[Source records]
______________________________
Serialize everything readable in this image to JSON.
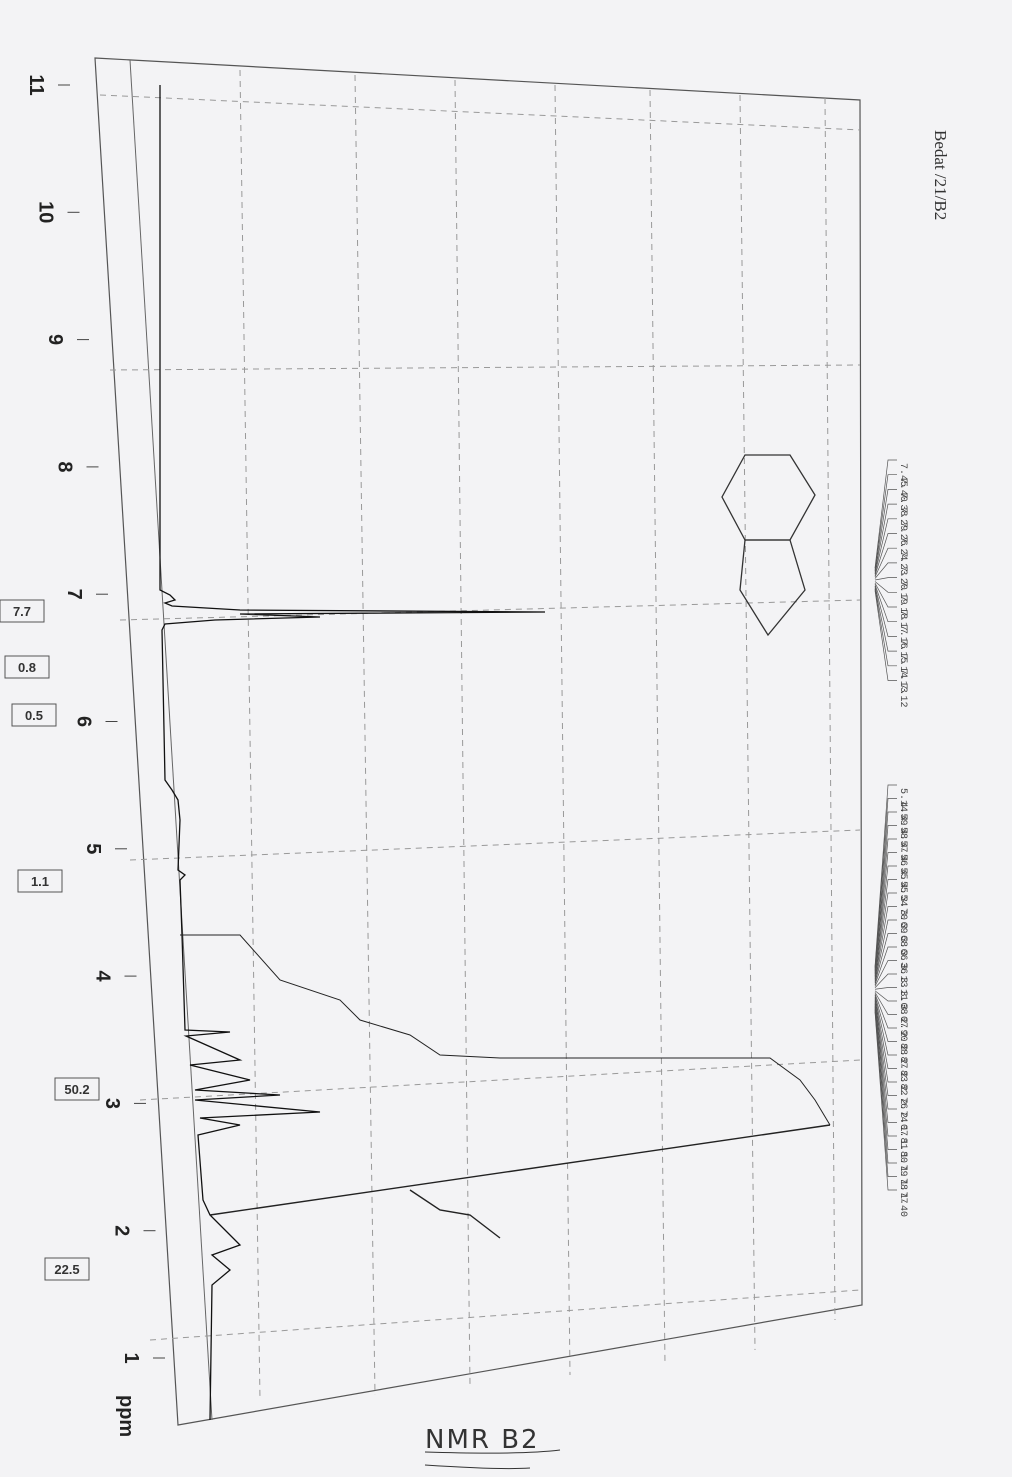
{
  "header": {
    "title": "Bedat /21/B2"
  },
  "axis": {
    "ticks": [
      "11",
      "10",
      "9",
      "8",
      "7",
      "6",
      "5",
      "4",
      "3",
      "2",
      "1"
    ],
    "unit": "ppm"
  },
  "peaks": {
    "group1": [
      "7.45",
      "7.40",
      "7.38",
      "7.29",
      "7.26",
      "7.24",
      "7.23",
      "7.20",
      "7.19",
      "7.18",
      "7.17",
      "7.16",
      "7.15",
      "7.14",
      "7.13",
      "7.12"
    ],
    "group2": [
      "5.14",
      "4.59",
      "4.58",
      "4.57",
      "4.56",
      "4.55",
      "4.55",
      "4.54",
      "3.70",
      "3.69",
      "3.68",
      "3.66",
      "3.36",
      "3.13",
      "3.11",
      "3.08",
      "3.07",
      "2.90",
      "2.88",
      "2.87",
      "2.83",
      "2.82",
      "2.76",
      "2.74",
      "2.07",
      "1.81",
      "1.80",
      "1.79",
      "1.78",
      "1.77",
      "1.40"
    ]
  },
  "integrals": [
    "7.7",
    "0.8",
    "0.5",
    "1.1",
    "50.2",
    "22.5"
  ],
  "note": "NMR B2"
}
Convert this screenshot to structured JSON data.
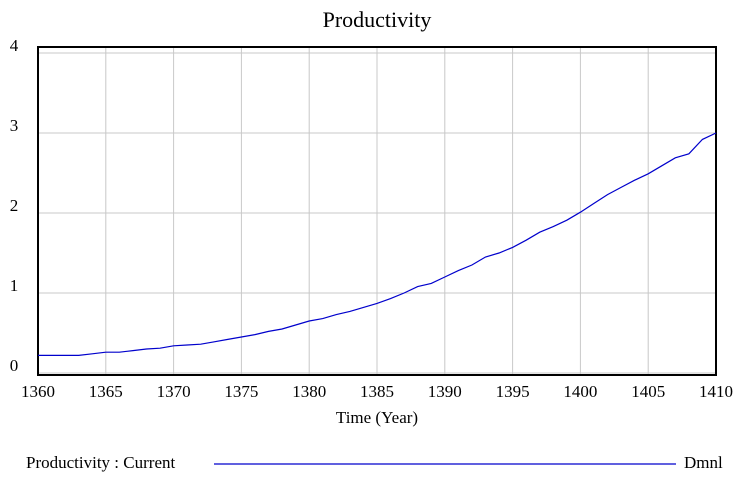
______________________________
Output the data above without changes, apart from leaving out the pictures.

#### OUTPUT FOR THIS EXERCISE:
Serialize everything readable in this image to JSON.
{
  "header": {
    "title": "Bedat /21/B2"
  },
  "axis": {
    "ticks": [
      "11",
      "10",
      "9",
      "8",
      "7",
      "6",
      "5",
      "4",
      "3",
      "2",
      "1"
    ],
    "unit": "ppm"
  },
  "peaks": {
    "group1": [
      "7.45",
      "7.40",
      "7.38",
      "7.29",
      "7.26",
      "7.24",
      "7.23",
      "7.20",
      "7.19",
      "7.18",
      "7.17",
      "7.16",
      "7.15",
      "7.14",
      "7.13",
      "7.12"
    ],
    "group2": [
      "5.14",
      "4.59",
      "4.58",
      "4.57",
      "4.56",
      "4.55",
      "4.55",
      "4.54",
      "3.70",
      "3.69",
      "3.68",
      "3.66",
      "3.36",
      "3.13",
      "3.11",
      "3.08",
      "3.07",
      "2.90",
      "2.88",
      "2.87",
      "2.83",
      "2.82",
      "2.76",
      "2.74",
      "2.07",
      "1.81",
      "1.80",
      "1.79",
      "1.78",
      "1.77",
      "1.40"
    ]
  },
  "integrals": [
    "7.7",
    "0.8",
    "0.5",
    "1.1",
    "50.2",
    "22.5"
  ],
  "note": "NMR B2"
}
Convert this screenshot to structured JSON data.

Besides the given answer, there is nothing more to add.